Exercise requirements: Images embedded in the records are excluded; print everything else exactly as given.

Records for this task:
========================

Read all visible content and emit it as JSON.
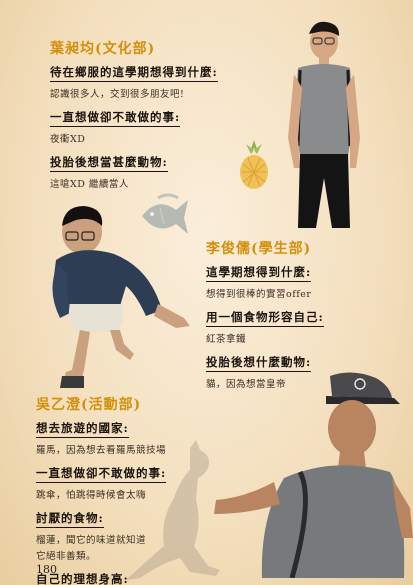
{
  "profiles": [
    {
      "name": "葉昶均(文化部)",
      "qa": [
        {
          "q": "待在鄉服的這學期想得到什麼:",
          "a": "認識很多人，交到很多朋友吧!"
        },
        {
          "q": "一直想做卻不敢做的事:",
          "a": "夜衝XD"
        },
        {
          "q": "投胎後想當甚麼動物:",
          "a": "這嗆XD 繼續當人"
        }
      ]
    },
    {
      "name": "李俊儒(學生部)",
      "qa": [
        {
          "q": "這學期想得到什麼:",
          "a": "想得到很棒的實習offer"
        },
        {
          "q": "用一個食物形容自己:",
          "a": "紅茶拿鐵"
        },
        {
          "q": "投胎後想什麼動物:",
          "a": "貓，因為想當皇帝"
        }
      ]
    },
    {
      "name": "吳乙澄(活動部)",
      "qa": [
        {
          "q": "想去旅遊的國家:",
          "a": "羅馬，因為想去看羅馬競技場"
        },
        {
          "q": "一直想做卻不敢做的事:",
          "a": "跳傘，怕跳得時候會太嗨"
        },
        {
          "q": "討厭的食物:",
          "a": "榴蓮，聞它的味道就知道",
          "a2": "它絕非善類。"
        },
        {
          "q": "自己的理想身高:",
          "a": ""
        }
      ]
    }
  ],
  "page_number": "180",
  "icons": [
    "pineapple-icon",
    "fish-icon",
    "kangaroo-icon"
  ],
  "colors": {
    "name": "#d4900c",
    "text": "#1c1410",
    "paper": "#f3dfbd"
  }
}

========================

Correct response:
Read all visible content and emit it as JSON.
{
  "profiles": [
    {
      "name": "葉昶均(文化部)",
      "qa": [
        {
          "q": "待在鄉服的這學期想得到什麼:",
          "a": "認識很多人，交到很多朋友吧!"
        },
        {
          "q": "一直想做卻不敢做的事:",
          "a": "夜衝XD"
        },
        {
          "q": "投胎後想當甚麼動物:",
          "a": "這嗆XD 繼續當人"
        }
      ]
    },
    {
      "name": "李俊儒(學生部)",
      "qa": [
        {
          "q": "這學期想得到什麼:",
          "a": "想得到很棒的實習offer"
        },
        {
          "q": "用一個食物形容自己:",
          "a": "紅茶拿鐵"
        },
        {
          "q": "投胎後想什麼動物:",
          "a": "貓，因為想當皇帝"
        }
      ]
    },
    {
      "name": "吳乙澄(活動部)",
      "qa": [
        {
          "q": "想去旅遊的國家:",
          "a": "羅馬，因為想去看羅馬競技場"
        },
        {
          "q": "一直想做卻不敢做的事:",
          "a": "跳傘，怕跳得時候會太嗨"
        },
        {
          "q": "討厭的食物:",
          "a": "榴蓮，聞它的味道就知道",
          "a2": "它絕非善類。"
        },
        {
          "q": "自己的理想身高:",
          "a": ""
        }
      ]
    }
  ],
  "page_number": "180",
  "icons": [
    "pineapple-icon",
    "fish-icon",
    "kangaroo-icon"
  ],
  "colors": {
    "name": "#d4900c",
    "text": "#1c1410",
    "paper": "#f3dfbd"
  }
}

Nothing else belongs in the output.